Exercise prompt: Please give again the part that opens with the line containing "book-title-cell: 2級管工事施工管理技士 第二次検定" and closes with the line containing "price-cell: 2,860円（税込） [985,716,1189,768]", substituting "retail-price-cell" for "price-cell" and leaving everything else unchanged.

Records for this task:
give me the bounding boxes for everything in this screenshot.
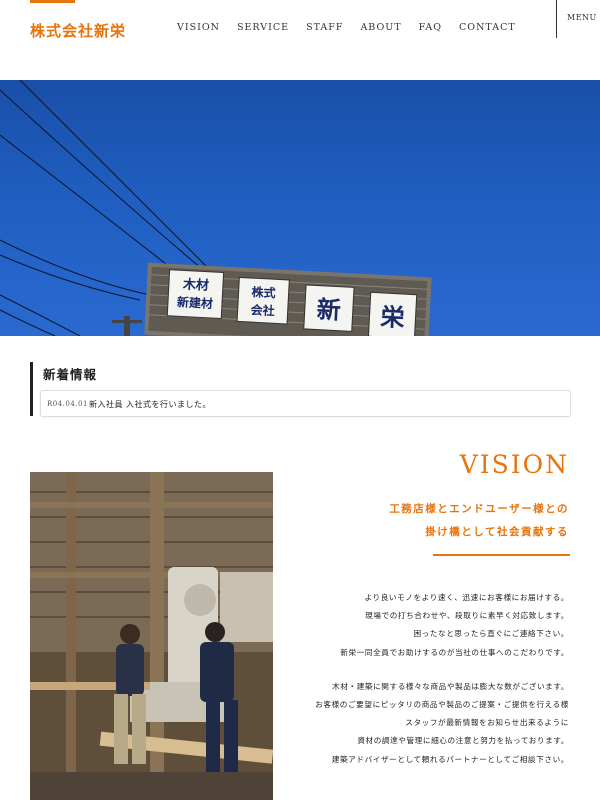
sign-text-char-2: 栄	[379, 303, 406, 332]
news-accent-bar	[30, 362, 33, 416]
vision-subtitle: 工務店様とエンドユーザー様との 掛け橋として社会貢献する	[389, 498, 569, 544]
hero-image: 木材 新建材 株式 会社 新 栄	[0, 80, 600, 336]
news-title: 新着情報	[43, 367, 98, 382]
vision-text-line: 建築アドバイザーとして頼れるパートナーとしてご相談下さい。	[331, 754, 569, 764]
nav-vision[interactable]: VISION	[177, 22, 220, 33]
vision-text-line: 木材・建築に関する様々な商品や製品は膨大な数がございます。	[332, 681, 569, 691]
news-item[interactable]: R04.04.01 新入社員 入社式を行いました。	[40, 390, 571, 417]
news-item-text[interactable]: 新入社員 入社式を行いました。	[89, 399, 211, 410]
vision-body: より良いモノをより速く、迅速にお客様にお届けする。 現場での打ち合わせや、段取り…	[289, 589, 569, 769]
nav-about[interactable]: ABOUT	[360, 22, 401, 33]
vision-text-line: 新栄一同全員でお助けするのが当社の仕事へのこだわりです。	[340, 647, 569, 657]
sign-text-left-2: 新建材	[177, 294, 214, 311]
company-logo[interactable]: 株式会社新栄	[30, 20, 126, 41]
header-accent-line	[30, 0, 75, 3]
vision-text-line: お客様のご要望にピッタリの商品や製品のご提案・ご提供を行える様	[315, 700, 569, 710]
vision-subtitle-line: 掛け橋として社会貢献する	[425, 526, 569, 538]
vision-heading: VISION	[459, 450, 569, 479]
sign-text-char-1: 新	[316, 296, 341, 325]
vision-divider	[433, 554, 570, 556]
vision-subtitle-line: 工務店様とエンドユーザー様との	[389, 503, 569, 515]
vision-text-line: スタッフが最新情報をお知らせ出来るように	[405, 718, 569, 728]
workshop-photo	[30, 472, 273, 800]
vision-text-line: より良いモノをより速く、迅速にお客様にお届けする。	[364, 593, 569, 602]
vision-text-line: 困ったなと思ったら直ぐにご連絡下さい。	[413, 629, 569, 639]
main-nav: VISION SERVICE STAFF ABOUT FAQ CONTACT	[177, 22, 533, 33]
workshop-illustration	[30, 472, 273, 800]
sign-text-left-1: 木材	[182, 276, 210, 293]
nav-service[interactable]: SERVICE	[237, 22, 289, 33]
menu-button[interactable]: MENU	[567, 13, 597, 22]
sign-text-middle-2: 会社	[250, 302, 275, 318]
hero-illustration: 木材 新建材 株式 会社 新 栄	[0, 80, 432, 336]
sign-text-middle-1: 株式	[251, 284, 276, 300]
site-header: 株式会社新栄 VISION SERVICE STAFF ABOUT FAQ CO…	[0, 0, 600, 80]
nav-contact[interactable]: CONTACT	[459, 22, 516, 33]
nav-faq[interactable]: FAQ	[419, 22, 442, 33]
menu-divider	[556, 0, 557, 38]
nav-staff[interactable]: STAFF	[306, 22, 343, 33]
news-item-date: R04.04.01	[47, 400, 88, 408]
vision-text-line: 資材の調達や管理に細心の注意と努力を払っております。	[357, 736, 569, 746]
vision-text-line: 現場での打ち合わせや、段取りに素早く対応致します。	[365, 611, 569, 621]
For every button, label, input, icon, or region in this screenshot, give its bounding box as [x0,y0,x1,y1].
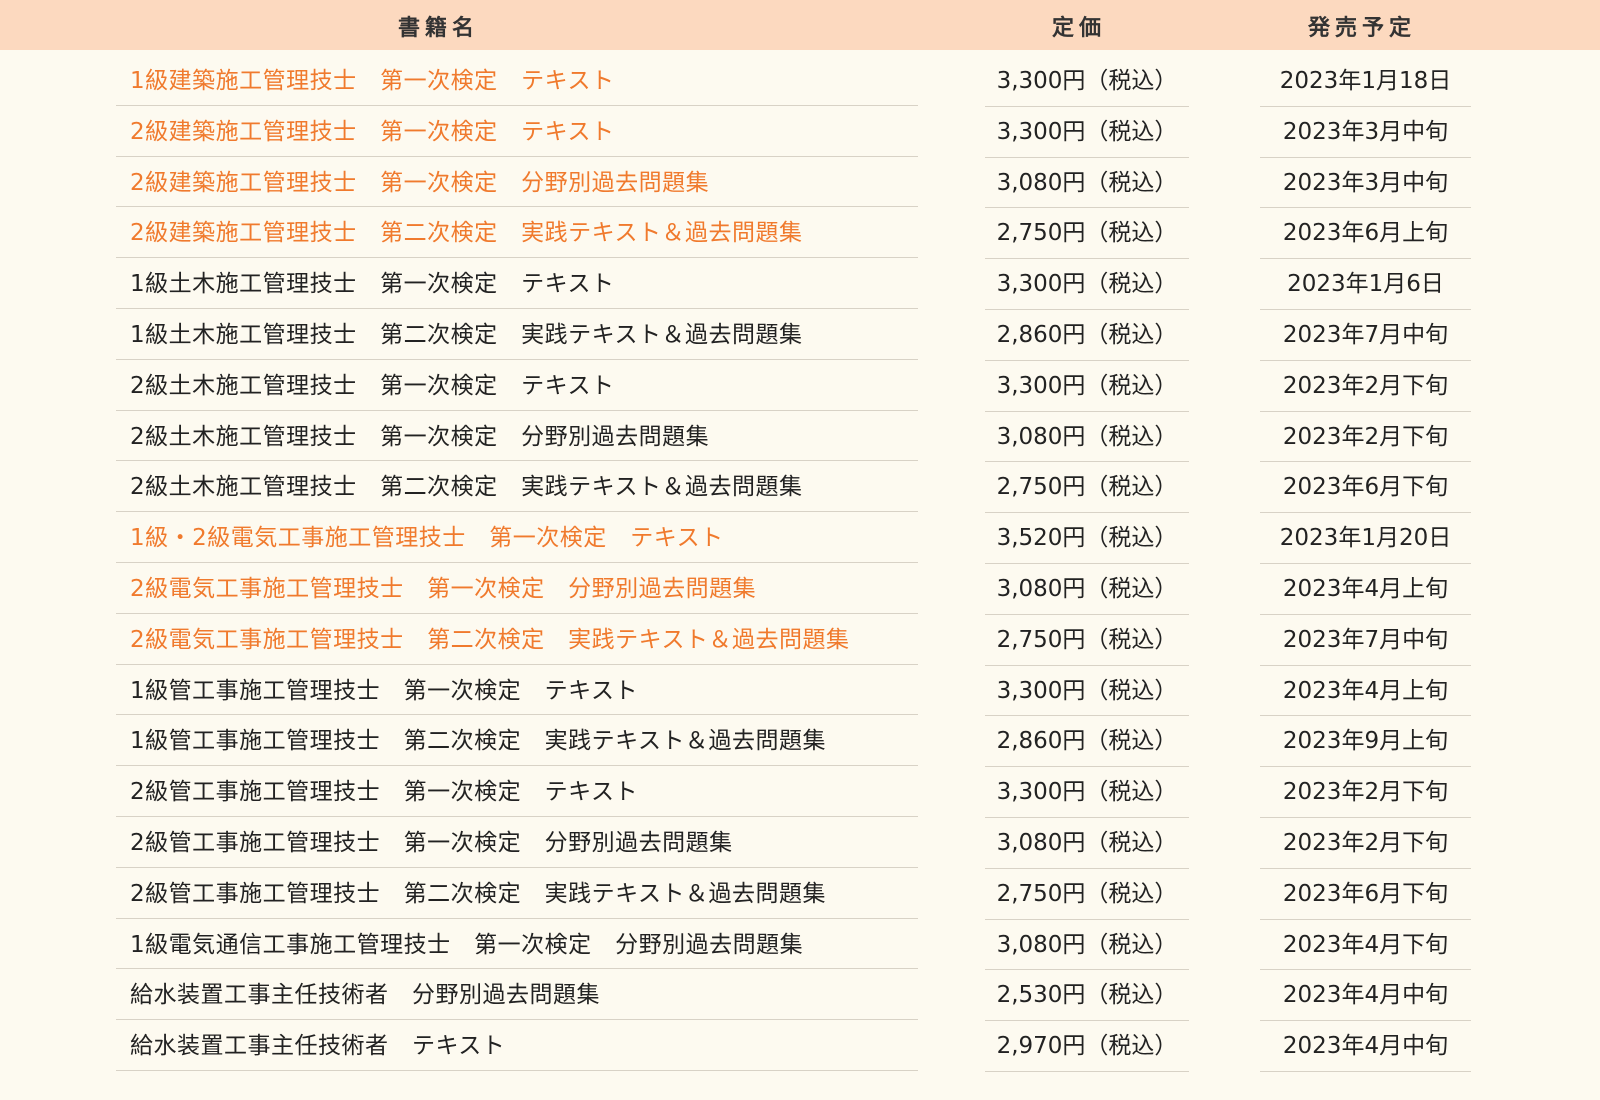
book-title-cell: 2級管工事施工管理技士 第二次検定 実践テキスト＆過去問題集 [116,869,918,919]
book-title-cell: 給水装置工事主任技術者 分野別過去問題集 [116,970,918,1021]
table-row: 1級管工事施工管理技士 第二次検定 実践テキスト＆過去問題集 2,860円（税込… [0,716,1600,768]
price-cell: 3,300円（税込） [985,361,1189,412]
price-cell: 2,970円（税込） [985,1021,1189,1072]
price-cell: 3,300円（税込） [985,107,1189,158]
column-header-price: 定価 [1052,16,1107,41]
table-row: 2級土木施工管理技士 第一次検定 テキスト 3,300円（税込） 2023年2月… [0,361,1600,412]
release-date-cell: 2023年1月18日 [1260,56,1471,107]
price-cell: 2,860円（税込） [985,716,1189,768]
table-row: 2級管工事施工管理技士 第一次検定 分野別過去問題集 3,080円（税込） 20… [0,818,1600,869]
table-row: 2級電気工事施工管理技士 第二次検定 実践テキスト＆過去問題集 2,750円（税… [0,615,1600,666]
release-date-cell: 2023年2月下旬 [1260,412,1471,463]
column-header-title: 書籍名 [398,16,480,41]
release-date-cell: 2023年1月6日 [1260,259,1471,310]
price-cell: 2,750円（税込） [985,615,1189,666]
release-date-cell: 2023年7月中旬 [1260,615,1471,666]
table-row: 給水装置工事主任技術者 分野別過去問題集 2,530円（税込） 2023年4月中… [0,970,1600,1022]
table-row: 2級管工事施工管理技士 第二次検定 実践テキスト＆過去問題集 2,750円（税込… [0,869,1600,920]
release-date-cell: 2023年6月下旬 [1260,869,1471,920]
book-title-cell: 1級電気通信工事施工管理技士 第一次検定 分野別過去問題集 [116,920,918,970]
price-cell: 2,860円（税込） [985,310,1189,361]
price-cell: 3,080円（税込） [985,564,1189,615]
table-row: 1級電気通信工事施工管理技士 第一次検定 分野別過去問題集 3,080円（税込）… [0,920,1600,971]
book-title-cell: 1級土木施工管理技士 第二次検定 実践テキスト＆過去問題集 [116,310,918,360]
release-date-cell: 2023年4月上旬 [1260,666,1471,717]
book-table-body: 1級建築施工管理技士 第一次検定 テキスト 3,300円（税込） 2023年1月… [0,56,1600,1072]
table-row: 1級建築施工管理技士 第一次検定 テキスト 3,300円（税込） 2023年1月… [0,56,1600,107]
book-title-cell: 2級電気工事施工管理技士 第一次検定 分野別過去問題集 [116,564,918,614]
release-date-cell: 2023年3月中旬 [1260,158,1471,209]
release-date-cell: 2023年9月上旬 [1260,716,1471,768]
table-row: 2級建築施工管理技士 第一次検定 テキスト 3,300円（税込） 2023年3月… [0,107,1600,158]
release-date-cell: 2023年4月中旬 [1260,970,1471,1022]
price-cell: 3,080円（税込） [985,920,1189,971]
book-title-cell: 給水装置工事主任技術者 テキスト [116,1021,918,1071]
price-cell: 2,750円（税込） [985,869,1189,920]
table-row: 2級土木施工管理技士 第一次検定 分野別過去問題集 3,080円（税込） 202… [0,412,1600,463]
book-title-cell: 2級管工事施工管理技士 第一次検定 分野別過去問題集 [116,818,918,868]
price-cell: 3,300円（税込） [985,56,1189,107]
price-cell: 2,750円（税込） [985,208,1189,260]
price-cell: 3,080円（税込） [985,818,1189,869]
book-title-cell: 2級建築施工管理技士 第一次検定 分野別過去問題集 [116,158,918,208]
release-date-cell: 2023年6月上旬 [1260,208,1471,260]
book-title-cell: 2級建築施工管理技士 第一次検定 テキスト [116,107,918,157]
price-cell: 3,300円（税込） [985,767,1189,818]
release-date-cell: 2023年2月下旬 [1260,818,1471,869]
price-cell: 2,530円（税込） [985,970,1189,1022]
price-cell: 3,080円（税込） [985,158,1189,209]
release-date-cell: 2023年2月下旬 [1260,361,1471,412]
price-cell: 2,750円（税込） [985,462,1189,514]
table-row: 2級建築施工管理技士 第二次検定 実践テキスト＆過去問題集 2,750円（税込）… [0,208,1600,260]
price-cell: 3,300円（税込） [985,666,1189,717]
release-date-cell: 2023年3月中旬 [1260,107,1471,158]
release-date-cell: 2023年4月上旬 [1260,564,1471,615]
release-date-cell: 2023年2月下旬 [1260,767,1471,818]
table-row: 2級管工事施工管理技士 第一次検定 テキスト 3,300円（税込） 2023年2… [0,767,1600,818]
price-cell: 3,080円（税込） [985,412,1189,463]
book-title-cell: 1級土木施工管理技士 第一次検定 テキスト [116,259,918,309]
release-date-cell: 2023年1月20日 [1260,513,1471,564]
book-title-cell: 1級管工事施工管理技士 第一次検定 テキスト [116,666,918,716]
column-header-release: 発売予定 [1308,16,1417,41]
release-date-cell: 2023年7月中旬 [1260,310,1471,361]
table-row: 2級電気工事施工管理技士 第一次検定 分野別過去問題集 3,080円（税込） 2… [0,564,1600,615]
table-row: 1級管工事施工管理技士 第一次検定 テキスト 3,300円（税込） 2023年4… [0,666,1600,717]
table-row: 2級建築施工管理技士 第一次検定 分野別過去問題集 3,080円（税込） 202… [0,158,1600,209]
table-row: 1級土木施工管理技士 第二次検定 実践テキスト＆過去問題集 2,860円（税込）… [0,310,1600,361]
table-row: 給水装置工事主任技術者 テキスト 2,970円（税込） 2023年4月中旬 [0,1021,1600,1072]
table-header: 書籍名 定価 発売予定 [0,0,1600,50]
release-date-cell: 2023年6月下旬 [1260,462,1471,514]
book-title-cell: 1級管工事施工管理技士 第二次検定 実践テキスト＆過去問題集 [116,716,918,767]
book-title-cell: 2級土木施工管理技士 第一次検定 分野別過去問題集 [116,412,918,462]
book-title-cell: 2級建築施工管理技士 第二次検定 実践テキスト＆過去問題集 [116,208,918,259]
book-title-cell: 2級土木施工管理技士 第一次検定 テキスト [116,361,918,411]
book-title-cell: 2級土木施工管理技士 第二次検定 実践テキスト＆過去問題集 [116,462,918,513]
book-title-cell: 1級・2級電気工事施工管理技士 第一次検定 テキスト [116,513,918,563]
table-row: 1級土木施工管理技士 第一次検定 テキスト 3,300円（税込） 2023年1月… [0,259,1600,310]
book-title-cell: 2級管工事施工管理技士 第一次検定 テキスト [116,767,918,817]
price-cell: 3,300円（税込） [985,259,1189,310]
table-row: 2級土木施工管理技士 第二次検定 実践テキスト＆過去問題集 2,750円（税込）… [0,462,1600,514]
release-date-cell: 2023年4月下旬 [1260,920,1471,971]
table-row: 1級・2級電気工事施工管理技士 第一次検定 テキスト 3,520円（税込） 20… [0,513,1600,564]
price-cell: 3,520円（税込） [985,513,1189,564]
book-title-cell: 1級建築施工管理技士 第一次検定 テキスト [116,56,918,106]
release-date-cell: 2023年4月中旬 [1260,1021,1471,1072]
book-title-cell: 2級電気工事施工管理技士 第二次検定 実践テキスト＆過去問題集 [116,615,918,665]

Complete response:
book-title-cell: 2級管工事施工管理技士 第二次検定 実践テキスト＆過去問題集 [116,869,918,919]
book-title-cell: 給水装置工事主任技術者 分野別過去問題集 [116,970,918,1021]
table-row: 1級管工事施工管理技士 第二次検定 実践テキスト＆過去問題集 2,860円（税込… [0,716,1600,768]
retail-price-cell: 3,300円（税込） [985,361,1189,412]
retail-price-cell: 2,970円（税込） [985,1021,1189,1072]
retail-price-cell: 3,300円（税込） [985,107,1189,158]
column-header-price: 定価 [1052,16,1107,41]
table-row: 2級土木施工管理技士 第一次検定 テキスト 3,300円（税込） 2023年2月… [0,361,1600,412]
release-date-cell: 2023年1月18日 [1260,56,1471,107]
retail-price-cell: 2,860円（税込） [985,716,1189,768]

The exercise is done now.